What the exercise asks:
Show all lines from the data that include the word "sender".

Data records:
▬▬▬

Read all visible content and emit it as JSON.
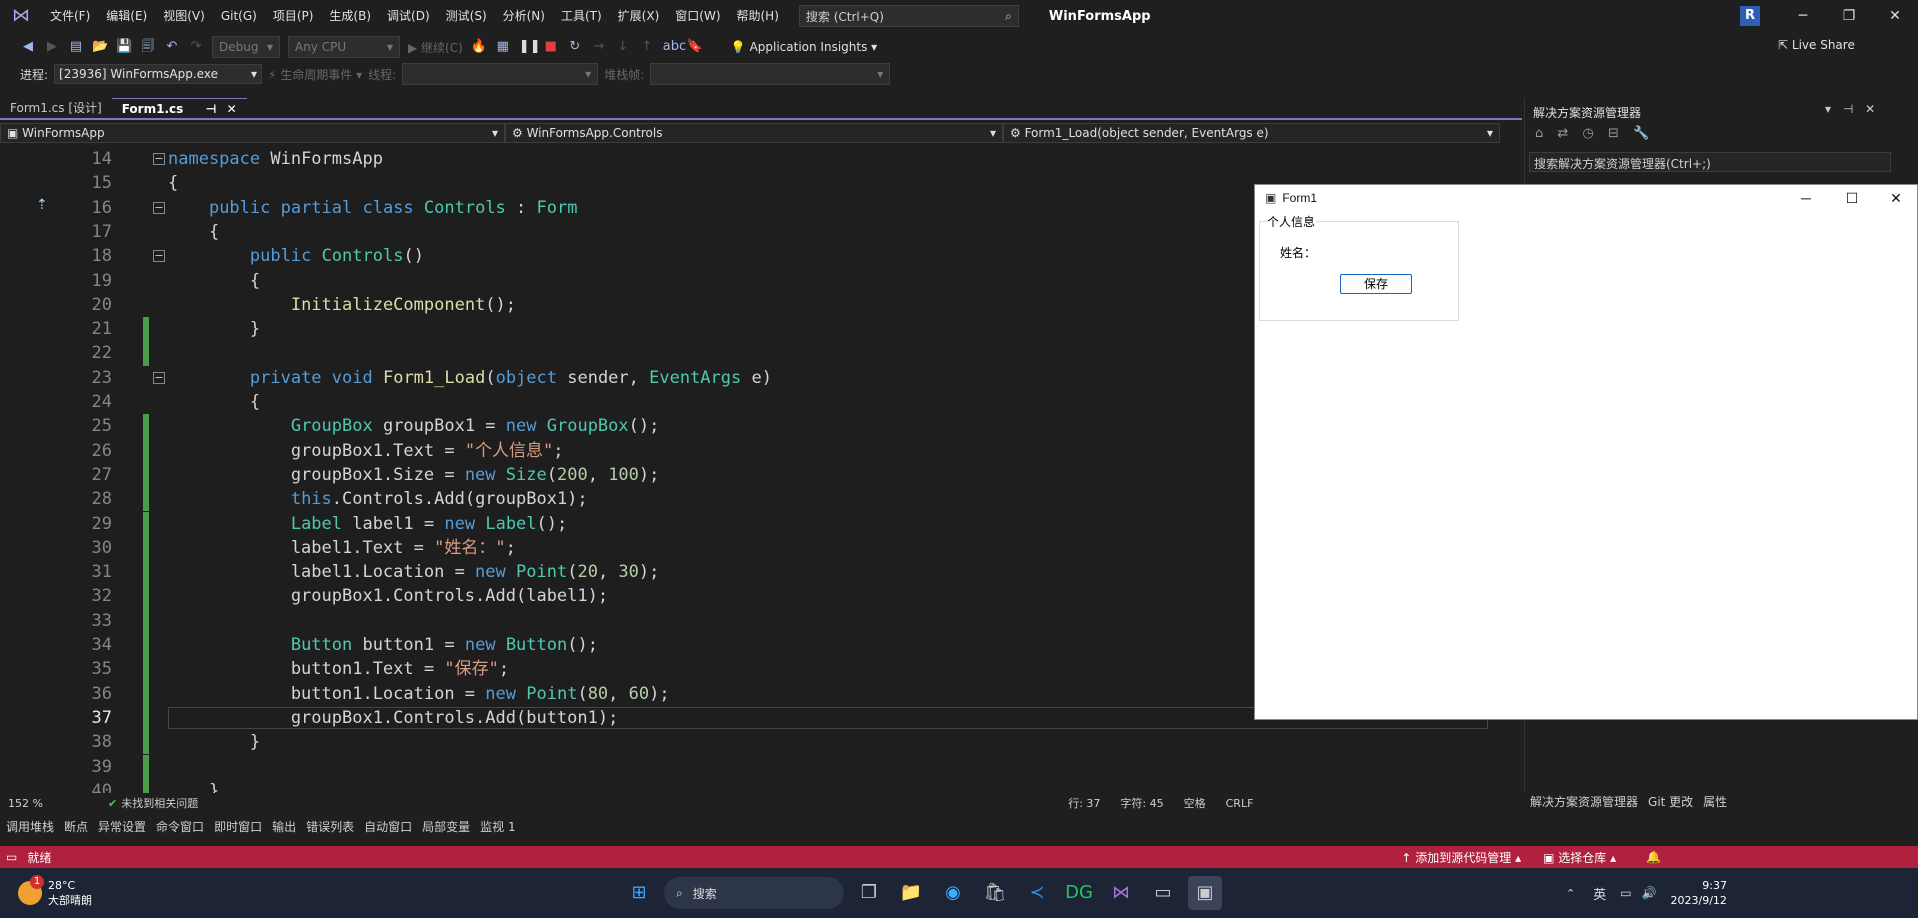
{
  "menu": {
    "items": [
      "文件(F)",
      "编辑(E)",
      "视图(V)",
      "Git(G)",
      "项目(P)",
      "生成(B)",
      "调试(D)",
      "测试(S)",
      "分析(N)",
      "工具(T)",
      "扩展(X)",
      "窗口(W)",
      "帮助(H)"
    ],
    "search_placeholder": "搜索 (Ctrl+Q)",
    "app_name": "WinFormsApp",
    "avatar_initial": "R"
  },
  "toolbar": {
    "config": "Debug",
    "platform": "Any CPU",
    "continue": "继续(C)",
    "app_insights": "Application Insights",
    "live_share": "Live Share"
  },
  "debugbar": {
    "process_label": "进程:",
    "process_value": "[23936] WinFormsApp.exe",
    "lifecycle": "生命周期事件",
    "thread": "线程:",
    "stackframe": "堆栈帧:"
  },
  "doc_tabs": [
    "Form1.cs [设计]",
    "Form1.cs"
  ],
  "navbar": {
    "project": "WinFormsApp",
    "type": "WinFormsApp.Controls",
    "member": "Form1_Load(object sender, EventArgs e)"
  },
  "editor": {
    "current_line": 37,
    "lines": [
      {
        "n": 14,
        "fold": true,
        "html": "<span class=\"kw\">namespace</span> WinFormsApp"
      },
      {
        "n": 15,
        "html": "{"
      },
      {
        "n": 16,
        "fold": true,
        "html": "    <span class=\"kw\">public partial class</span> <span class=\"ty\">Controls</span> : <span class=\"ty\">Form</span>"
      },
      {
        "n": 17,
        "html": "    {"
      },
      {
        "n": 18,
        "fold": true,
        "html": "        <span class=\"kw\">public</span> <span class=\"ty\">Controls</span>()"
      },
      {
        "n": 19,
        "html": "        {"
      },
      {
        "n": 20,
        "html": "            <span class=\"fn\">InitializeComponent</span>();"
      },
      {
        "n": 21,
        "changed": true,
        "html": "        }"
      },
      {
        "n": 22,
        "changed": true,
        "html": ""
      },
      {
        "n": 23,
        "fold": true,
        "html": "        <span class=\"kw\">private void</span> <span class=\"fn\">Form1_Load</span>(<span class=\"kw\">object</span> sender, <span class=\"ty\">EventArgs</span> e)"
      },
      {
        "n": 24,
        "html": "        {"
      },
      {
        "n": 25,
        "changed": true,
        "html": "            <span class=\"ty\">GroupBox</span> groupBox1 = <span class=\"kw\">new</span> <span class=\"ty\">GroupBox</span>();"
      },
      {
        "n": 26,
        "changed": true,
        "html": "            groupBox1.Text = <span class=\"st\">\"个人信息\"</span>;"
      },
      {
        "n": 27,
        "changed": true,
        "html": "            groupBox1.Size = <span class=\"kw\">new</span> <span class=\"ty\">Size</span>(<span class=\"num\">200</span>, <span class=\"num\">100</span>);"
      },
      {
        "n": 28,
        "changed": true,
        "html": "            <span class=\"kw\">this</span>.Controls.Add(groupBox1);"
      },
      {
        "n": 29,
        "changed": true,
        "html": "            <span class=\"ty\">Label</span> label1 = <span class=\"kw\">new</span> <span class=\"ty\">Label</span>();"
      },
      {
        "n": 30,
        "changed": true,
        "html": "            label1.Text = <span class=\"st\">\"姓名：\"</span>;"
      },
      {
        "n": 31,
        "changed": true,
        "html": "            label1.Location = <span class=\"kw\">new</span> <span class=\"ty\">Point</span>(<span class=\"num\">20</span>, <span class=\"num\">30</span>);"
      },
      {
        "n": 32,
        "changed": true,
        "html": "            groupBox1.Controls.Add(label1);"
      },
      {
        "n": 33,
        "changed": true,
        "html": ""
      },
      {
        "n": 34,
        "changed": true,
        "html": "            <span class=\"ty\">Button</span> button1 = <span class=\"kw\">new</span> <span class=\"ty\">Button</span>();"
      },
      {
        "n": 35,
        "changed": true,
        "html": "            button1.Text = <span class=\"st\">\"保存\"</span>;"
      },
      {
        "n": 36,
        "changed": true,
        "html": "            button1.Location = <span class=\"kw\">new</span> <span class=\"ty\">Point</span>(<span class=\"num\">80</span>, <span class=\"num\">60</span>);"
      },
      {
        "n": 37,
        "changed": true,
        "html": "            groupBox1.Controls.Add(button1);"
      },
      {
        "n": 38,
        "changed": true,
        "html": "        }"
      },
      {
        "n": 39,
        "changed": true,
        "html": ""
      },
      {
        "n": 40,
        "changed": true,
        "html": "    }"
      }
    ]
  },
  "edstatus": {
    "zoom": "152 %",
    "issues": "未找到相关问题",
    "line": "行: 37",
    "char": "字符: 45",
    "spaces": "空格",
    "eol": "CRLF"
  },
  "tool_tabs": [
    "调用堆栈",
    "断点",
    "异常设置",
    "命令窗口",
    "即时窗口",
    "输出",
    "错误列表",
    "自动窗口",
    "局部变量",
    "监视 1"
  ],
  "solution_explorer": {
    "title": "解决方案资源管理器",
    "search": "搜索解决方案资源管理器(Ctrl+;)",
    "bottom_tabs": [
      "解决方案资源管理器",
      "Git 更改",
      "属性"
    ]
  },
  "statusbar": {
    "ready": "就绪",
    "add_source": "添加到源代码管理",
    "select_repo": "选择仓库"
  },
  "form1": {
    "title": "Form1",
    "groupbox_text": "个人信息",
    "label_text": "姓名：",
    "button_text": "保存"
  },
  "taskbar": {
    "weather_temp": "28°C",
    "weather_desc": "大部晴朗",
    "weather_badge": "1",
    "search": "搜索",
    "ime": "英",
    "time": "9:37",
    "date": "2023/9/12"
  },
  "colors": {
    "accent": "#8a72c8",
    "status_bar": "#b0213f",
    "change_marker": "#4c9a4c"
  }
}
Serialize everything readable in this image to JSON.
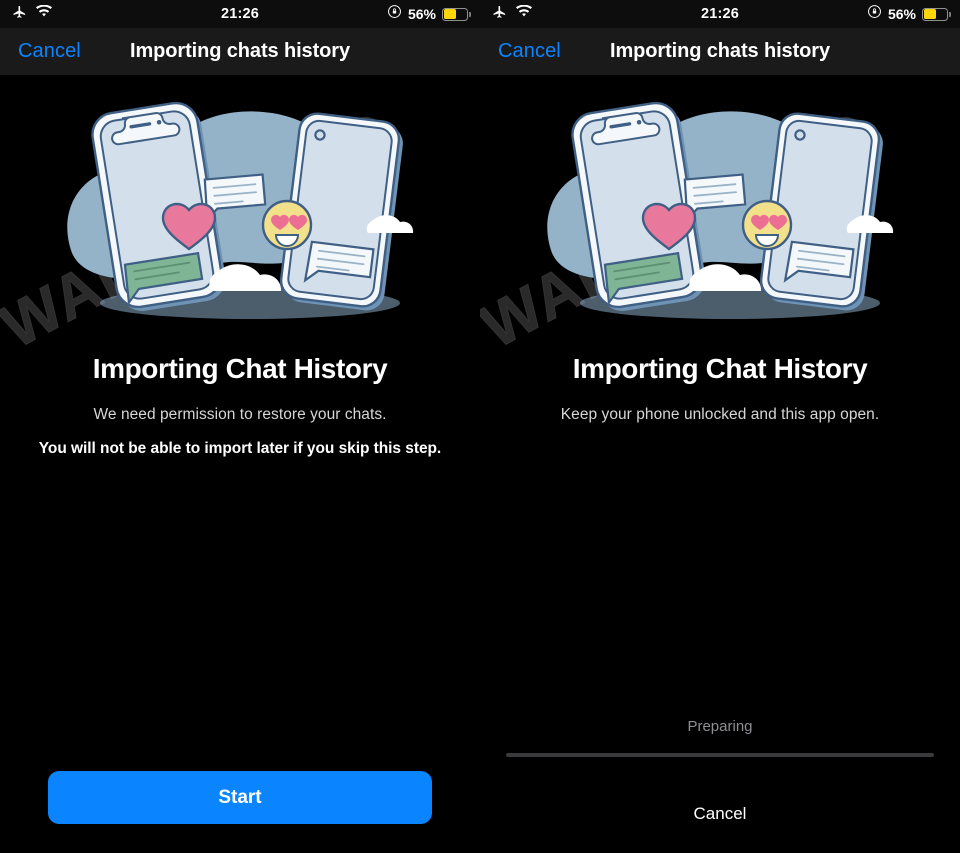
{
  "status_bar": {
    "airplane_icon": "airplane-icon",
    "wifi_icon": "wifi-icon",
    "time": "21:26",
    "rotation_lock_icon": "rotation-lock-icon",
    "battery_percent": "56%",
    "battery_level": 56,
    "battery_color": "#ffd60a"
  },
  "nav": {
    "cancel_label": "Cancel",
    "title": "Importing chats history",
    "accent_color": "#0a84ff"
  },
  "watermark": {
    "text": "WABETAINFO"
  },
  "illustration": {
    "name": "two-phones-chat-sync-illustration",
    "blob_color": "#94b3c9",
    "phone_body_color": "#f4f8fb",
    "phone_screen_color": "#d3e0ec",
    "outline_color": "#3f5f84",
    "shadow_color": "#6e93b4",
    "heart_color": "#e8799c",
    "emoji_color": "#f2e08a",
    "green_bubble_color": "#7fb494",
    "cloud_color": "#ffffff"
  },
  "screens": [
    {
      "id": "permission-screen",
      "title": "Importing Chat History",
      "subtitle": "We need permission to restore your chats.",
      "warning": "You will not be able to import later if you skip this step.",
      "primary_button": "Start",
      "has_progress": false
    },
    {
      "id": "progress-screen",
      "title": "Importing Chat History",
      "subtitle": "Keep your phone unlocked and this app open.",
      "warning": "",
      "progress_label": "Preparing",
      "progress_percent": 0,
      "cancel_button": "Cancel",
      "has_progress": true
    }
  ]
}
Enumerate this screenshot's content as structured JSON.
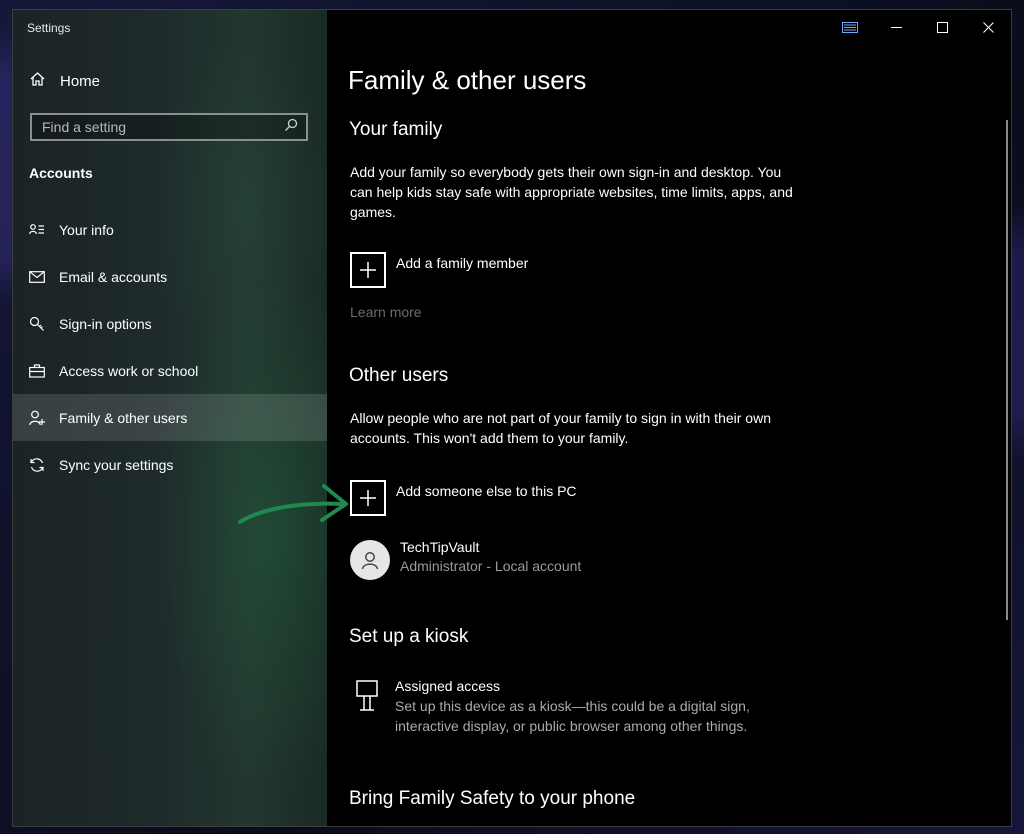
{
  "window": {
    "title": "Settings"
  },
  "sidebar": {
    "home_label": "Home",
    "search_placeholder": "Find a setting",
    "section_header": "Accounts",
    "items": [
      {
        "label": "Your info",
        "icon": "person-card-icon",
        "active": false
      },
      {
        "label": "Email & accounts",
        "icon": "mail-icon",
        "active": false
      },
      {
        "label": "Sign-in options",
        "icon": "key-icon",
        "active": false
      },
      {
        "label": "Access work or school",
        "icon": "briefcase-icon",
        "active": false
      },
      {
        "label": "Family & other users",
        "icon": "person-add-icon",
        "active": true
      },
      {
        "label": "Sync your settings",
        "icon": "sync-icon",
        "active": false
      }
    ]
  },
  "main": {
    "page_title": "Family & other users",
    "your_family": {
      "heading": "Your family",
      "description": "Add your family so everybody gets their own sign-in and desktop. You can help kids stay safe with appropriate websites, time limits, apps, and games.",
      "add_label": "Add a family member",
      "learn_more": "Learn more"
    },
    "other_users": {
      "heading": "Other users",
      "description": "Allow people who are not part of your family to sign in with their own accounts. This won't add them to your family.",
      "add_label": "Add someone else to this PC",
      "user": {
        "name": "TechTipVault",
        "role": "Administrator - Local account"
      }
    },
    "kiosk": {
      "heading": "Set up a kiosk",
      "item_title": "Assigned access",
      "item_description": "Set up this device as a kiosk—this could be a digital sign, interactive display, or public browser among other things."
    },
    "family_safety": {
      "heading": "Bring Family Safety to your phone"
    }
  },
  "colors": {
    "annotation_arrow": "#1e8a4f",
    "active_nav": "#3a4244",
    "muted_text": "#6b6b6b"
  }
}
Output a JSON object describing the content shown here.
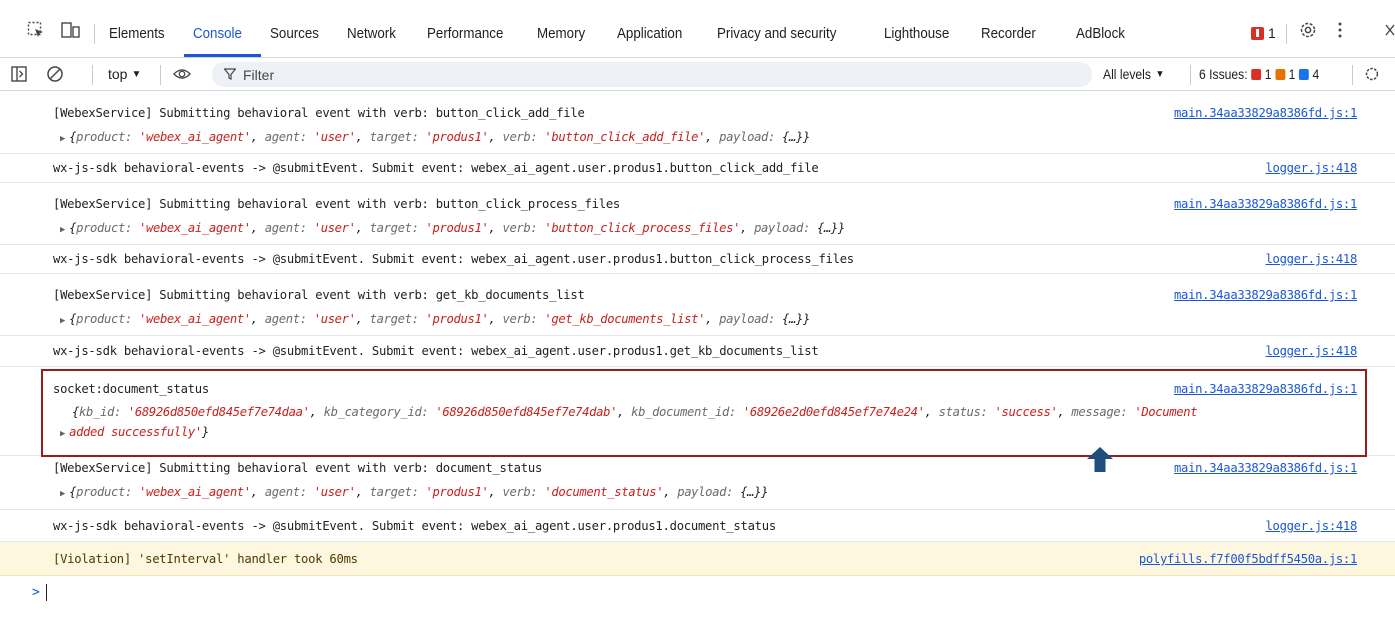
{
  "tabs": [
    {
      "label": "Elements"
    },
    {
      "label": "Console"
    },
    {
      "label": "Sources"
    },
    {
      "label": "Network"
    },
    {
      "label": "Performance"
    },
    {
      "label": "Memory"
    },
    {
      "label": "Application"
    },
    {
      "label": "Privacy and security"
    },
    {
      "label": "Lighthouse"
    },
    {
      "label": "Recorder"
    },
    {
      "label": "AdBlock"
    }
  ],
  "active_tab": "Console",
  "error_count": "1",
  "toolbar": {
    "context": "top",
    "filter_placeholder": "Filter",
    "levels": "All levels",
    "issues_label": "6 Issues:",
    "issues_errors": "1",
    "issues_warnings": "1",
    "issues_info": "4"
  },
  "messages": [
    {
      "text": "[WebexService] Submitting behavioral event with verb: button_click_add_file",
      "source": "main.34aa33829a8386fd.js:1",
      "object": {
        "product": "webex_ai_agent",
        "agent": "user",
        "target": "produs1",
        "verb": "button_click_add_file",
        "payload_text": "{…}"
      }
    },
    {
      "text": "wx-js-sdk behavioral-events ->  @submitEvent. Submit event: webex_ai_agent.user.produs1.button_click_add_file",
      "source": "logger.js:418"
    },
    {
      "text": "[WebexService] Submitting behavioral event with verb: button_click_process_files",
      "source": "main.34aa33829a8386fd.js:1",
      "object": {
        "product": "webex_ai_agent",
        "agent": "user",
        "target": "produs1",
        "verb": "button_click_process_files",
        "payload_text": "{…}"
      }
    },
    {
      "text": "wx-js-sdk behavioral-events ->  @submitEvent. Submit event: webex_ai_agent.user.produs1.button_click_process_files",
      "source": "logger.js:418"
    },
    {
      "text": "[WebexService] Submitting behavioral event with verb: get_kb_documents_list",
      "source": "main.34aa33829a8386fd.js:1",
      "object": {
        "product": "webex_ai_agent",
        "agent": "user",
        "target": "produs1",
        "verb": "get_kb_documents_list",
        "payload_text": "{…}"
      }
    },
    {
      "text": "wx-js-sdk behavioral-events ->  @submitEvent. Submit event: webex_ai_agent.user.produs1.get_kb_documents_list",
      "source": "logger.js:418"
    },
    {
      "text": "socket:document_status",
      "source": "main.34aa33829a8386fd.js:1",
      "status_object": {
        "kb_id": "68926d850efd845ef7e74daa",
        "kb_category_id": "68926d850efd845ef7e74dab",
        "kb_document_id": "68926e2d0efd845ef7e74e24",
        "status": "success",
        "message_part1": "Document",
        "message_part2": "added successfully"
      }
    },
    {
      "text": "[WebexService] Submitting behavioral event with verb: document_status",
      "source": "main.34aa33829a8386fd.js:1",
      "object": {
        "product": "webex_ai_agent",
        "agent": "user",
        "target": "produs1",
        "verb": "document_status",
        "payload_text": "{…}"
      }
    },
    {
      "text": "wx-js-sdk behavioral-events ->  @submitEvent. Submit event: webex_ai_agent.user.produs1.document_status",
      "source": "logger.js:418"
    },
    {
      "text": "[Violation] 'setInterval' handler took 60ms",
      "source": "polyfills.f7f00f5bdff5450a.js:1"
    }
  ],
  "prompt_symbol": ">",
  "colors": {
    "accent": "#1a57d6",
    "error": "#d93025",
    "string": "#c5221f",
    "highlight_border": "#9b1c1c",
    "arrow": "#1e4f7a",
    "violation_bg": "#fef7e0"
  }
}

▬▬▬

Result for this task:
    "member": "Form1_Load(object sender, EventArgs e)"
        "html": "        <span class=\"kw\">private void</span> <span class=\"fn\">Form1_Load</span>(<span class=\"kw\">object</span> sender, <span class=\"ty\">EventArgs</span> e)"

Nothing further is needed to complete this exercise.